**Extracted data entries**

------

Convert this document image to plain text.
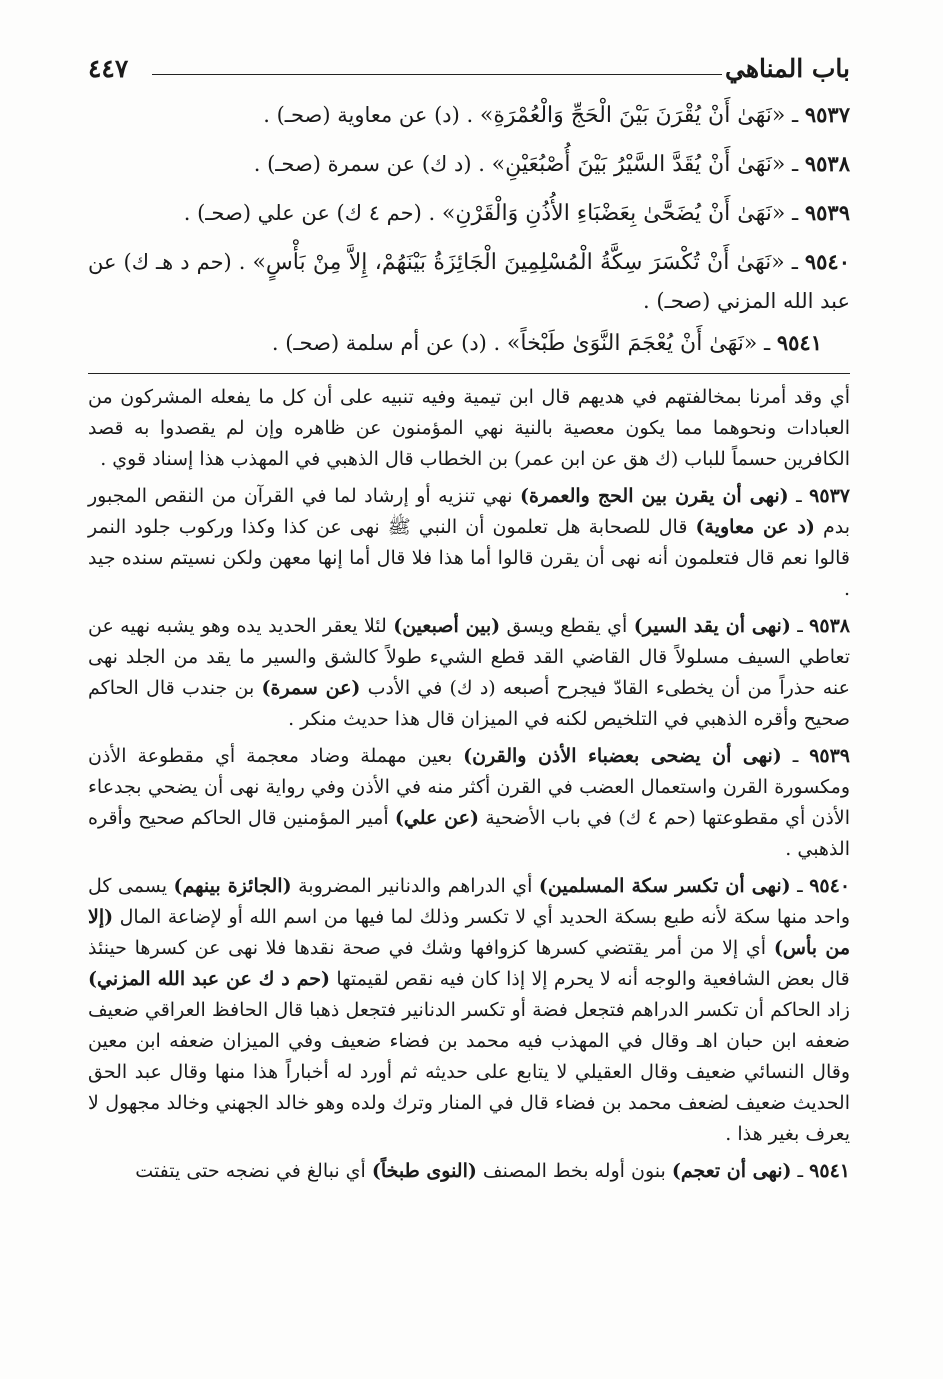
باب المناهي
٤٤٧

٩٥٣٧ ـ «نَهَىٰ أَنْ يُقْرَنَ بَيْنَ الْحَجِّ وَالْعُمْرَةِ» . (د) عن معاوية (صحـ) .

٩٥٣٨ ـ «نَهَىٰ أَنْ يُقَدَّ السَّيْرُ بَيْنَ أُصْبُعَيْنِ» . (د ك) عن سمرة (صحـ) .

٩٥٣٩ ـ «نَهَىٰ أَنْ يُضَحَّىٰ بِعَضْبَاءِ الأُذُنِ وَالْقَرْنِ» . (حم ٤ ك) عن علي (صحـ) .

٩٥٤٠ ـ «نَهَىٰ أَنْ تُكْسَرَ سِكَّةُ الْمُسْلِمِينَ الْجَائِزَةُ بَيْنَهُمْ، إِلاَّ مِنْ بَأْسٍ» . (حم د هـ ك) عن عبد الله المزني (صحـ) .

٩٥٤١ ـ «نَهَىٰ أَنْ يُعْجَمَ النَّوَىٰ طَبْخاً» . (د) عن أم سلمة (صحـ) .

أي وقد أمرنا بمخالفتهم في هديهم قال ابن تيمية وفيه تنبيه على أن كل ما يفعله المشركون من العبادات ونحوهما مما يكون معصية بالنية نهي المؤمنون عن ظاهره وإن لم يقصدوا به قصد الكافرين حسماً للباب (ك هق عن ابن عمر) بن الخطاب قال الذهبي في المهذب هذا إسناد قوي .

٩٥٣٧ ـ (نهى أن يقرن بين الحج والعمرة) نهي تنزيه أو إرشاد لما في القرآن من النقص المجبور بدم (د عن معاوية) قال للصحابة هل تعلمون أن النبي ﷺ نهى عن كذا وكذا وركوب جلود النمر قالوا نعم قال فتعلمون أنه نهى أن يقرن قالوا أما هذا فلا قال أما إنها معهن ولكن نسيتم سنده جيد .

٩٥٣٨ ـ (نهى أن يقد السير) أي يقطع ويسق (بين أصبعين) لئلا يعقر الحديد يده وهو يشبه نهيه عن تعاطي السيف مسلولاً قال القاضي القد قطع الشيء طولاً كالشق والسير ما يقد من الجلد نهى عنه حذراً من أن يخطىء القادّ فيجرح أصبعه (د ك) في الأدب (عن سمرة) بن جندب قال الحاكم صحيح وأقره الذهبي في التلخيص لكنه في الميزان قال هذا حديث منكر .

٩٥٣٩ ـ (نهى أن يضحى بعضباء الأذن والقرن) بعين مهملة وضاد معجمة أي مقطوعة الأذن ومكسورة القرن واستعمال العضب في القرن أكثر منه في الأذن وفي رواية نهى أن يضحي بجدعاء الأذن أي مقطوعتها (حم ٤ ك) في باب الأضحية (عن علي) أمير المؤمنين قال الحاكم صحيح وأقره الذهبي .

٩٥٤٠ ـ (نهى أن تكسر سكة المسلمين) أي الدراهم والدنانير المضروبة (الجائزة بينهم) يسمى كل واحد منها سكة لأنه طبع بسكة الحديد أي لا تكسر وذلك لما فيها من اسم الله أو لإضاعة المال (إلا من بأس) أي إلا من أمر يقتضي كسرها كزوافها وشك في صحة نقدها فلا نهى عن كسرها حينئذ قال بعض الشافعية والوجه أنه لا يحرم إلا إذا كان فيه نقص لقيمتها (حم د ك عن عبد الله المزني) زاد الحاكم أن تكسر الدراهم فتجعل فضة أو تكسر الدنانير فتجعل ذهبا قال الحافظ العراقي ضعيف ضعفه ابن حبان اهـ وقال في المهذب فيه محمد بن فضاء ضعيف وفي الميزان ضعفه ابن معين وقال النسائي ضعيف وقال العقيلي لا يتابع على حديثه ثم أورد له أخباراً هذا منها وقال عبد الحق الحديث ضعيف لضعف محمد بن فضاء قال في المنار وترك ولده وهو خالد الجهني وخالد مجهول لا يعرف بغير هذا .

٩٥٤١ ـ (نهى أن تعجم) بنون أوله بخط المصنف (النوى طبخاً) أي نبالغ في نضجه حتى يتفتت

------

Gather every line containing the word "الذهبي" and copy it.

أي وقد أمرنا بمخالفتهم في هديهم قال ابن تيمية وفيه تنبيه على أن كل ما يفعله المشركون من العبادات ونحوهما مما يكون معصية بالنية نهي المؤمنون عن ظاهره وإن لم يقصدوا به قصد الكافرين حسماً للباب (ك هق عن ابن عمر) بن الخطاب قال الذهبي في المهذب هذا إسناد قوي .
٩٥٣٨ ـ (نهى أن يقد السير) أي يقطع ويسق (بين أصبعين) لئلا يعقر الحديد يده وهو يشبه نهيه عن تعاطي السيف مسلولاً قال القاضي القد قطع الشيء طولاً كالشق والسير ما يقد من الجلد نهى عنه حذراً من أن يخطىء القادّ فيجرح أصبعه (د ك) في الأدب (عن سمرة) بن جندب قال الحاكم صحيح وأقره الذهبي في التلخيص لكنه في الميزان قال هذا حديث منكر .
٩٥٣٩ ـ (نهى أن يضحى بعضباء الأذن والقرن) بعين مهملة وضاد معجمة أي مقطوعة الأذن ومكسورة القرن واستعمال العضب في القرن أكثر منه في الأذن وفي رواية نهى أن يضحي بجدعاء الأذن أي مقطوعتها (حم ٤ ك) في باب الأضحية (عن علي) أمير المؤمنين قال الحاكم صحيح وأقره الذهبي .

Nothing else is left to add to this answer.